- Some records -
▬▬▬
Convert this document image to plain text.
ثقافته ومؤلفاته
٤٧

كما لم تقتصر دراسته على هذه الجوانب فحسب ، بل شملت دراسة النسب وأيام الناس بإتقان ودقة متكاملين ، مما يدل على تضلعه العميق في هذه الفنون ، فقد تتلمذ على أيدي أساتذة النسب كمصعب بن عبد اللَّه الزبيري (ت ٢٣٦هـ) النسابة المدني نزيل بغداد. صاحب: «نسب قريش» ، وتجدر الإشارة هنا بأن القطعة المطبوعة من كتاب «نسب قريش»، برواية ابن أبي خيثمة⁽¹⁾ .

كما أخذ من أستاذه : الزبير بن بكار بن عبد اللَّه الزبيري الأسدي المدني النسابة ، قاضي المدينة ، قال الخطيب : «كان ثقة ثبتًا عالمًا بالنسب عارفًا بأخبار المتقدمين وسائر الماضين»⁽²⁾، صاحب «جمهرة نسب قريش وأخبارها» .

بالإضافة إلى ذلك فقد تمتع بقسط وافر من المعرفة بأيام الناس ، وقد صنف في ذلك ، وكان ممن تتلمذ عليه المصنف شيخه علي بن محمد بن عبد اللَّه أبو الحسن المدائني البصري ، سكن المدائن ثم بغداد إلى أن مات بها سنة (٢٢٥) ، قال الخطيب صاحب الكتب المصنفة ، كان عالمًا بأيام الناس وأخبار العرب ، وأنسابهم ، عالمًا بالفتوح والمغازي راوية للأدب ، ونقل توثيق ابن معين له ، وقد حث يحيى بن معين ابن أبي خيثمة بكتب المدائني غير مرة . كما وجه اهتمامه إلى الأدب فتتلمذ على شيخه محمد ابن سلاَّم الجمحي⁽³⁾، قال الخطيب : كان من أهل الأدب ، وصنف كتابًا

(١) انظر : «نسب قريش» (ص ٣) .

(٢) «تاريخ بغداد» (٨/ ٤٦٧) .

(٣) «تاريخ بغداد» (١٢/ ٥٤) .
▬▬▬
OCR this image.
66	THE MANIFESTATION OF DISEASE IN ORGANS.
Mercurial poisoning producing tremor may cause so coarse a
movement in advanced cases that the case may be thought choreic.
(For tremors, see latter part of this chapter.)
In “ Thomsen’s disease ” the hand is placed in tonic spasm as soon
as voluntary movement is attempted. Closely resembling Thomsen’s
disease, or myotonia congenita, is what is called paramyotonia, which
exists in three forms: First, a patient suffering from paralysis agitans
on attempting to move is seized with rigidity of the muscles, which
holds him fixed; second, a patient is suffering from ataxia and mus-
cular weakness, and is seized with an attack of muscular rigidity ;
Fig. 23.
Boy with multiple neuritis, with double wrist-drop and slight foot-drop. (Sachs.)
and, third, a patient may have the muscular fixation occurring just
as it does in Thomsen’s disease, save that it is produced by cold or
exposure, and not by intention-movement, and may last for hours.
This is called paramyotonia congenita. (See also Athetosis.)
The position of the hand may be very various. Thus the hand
▬▬▬
- REQUIRED TASK -
Extract each line holding the word "خيثمة" from the records.

- PROBLEM SOLUTION -
كما لم تقتصر دراسته على هذه الجوانب فحسب ، بل شملت دراسة النسب وأيام الناس بإتقان ودقة متكاملين ، مما يدل على تضلعه العميق في هذه الفنون ، فقد تتلمذ على أيدي أساتذة النسب كمصعب بن عبد اللَّه الزبيري (ت ٢٣٦هـ) النسابة المدني نزيل بغداد. صاحب: «نسب قريش» ، وتجدر الإشارة هنا بأن القطعة المطبوعة من كتاب «نسب قريش»، برواية ابن أبي خيثمة⁽¹⁾ .
بالإضافة إلى ذلك فقد تمتع بقسط وافر من المعرفة بأيام الناس ، وقد صنف في ذلك ، وكان ممن تتلمذ عليه المصنف شيخه علي بن محمد بن عبد اللَّه أبو الحسن المدائني البصري ، سكن المدائن ثم بغداد إلى أن مات بها سنة (٢٢٥) ، قال الخطيب صاحب الكتب المصنفة ، كان عالمًا بأيام الناس وأخبار العرب ، وأنسابهم ، عالمًا بالفتوح والمغازي راوية للأدب ، ونقل توثيق ابن معين له ، وقد حث يحيى بن معين ابن أبي خيثمة بكتب المدائني غير مرة . كما وجه اهتمامه إلى الأدب فتتلمذ على شيخه محمد ابن سلاَّم الجمحي⁽³⁾، قال الخطيب : كان من أهل الأدب ، وصنف كتابًا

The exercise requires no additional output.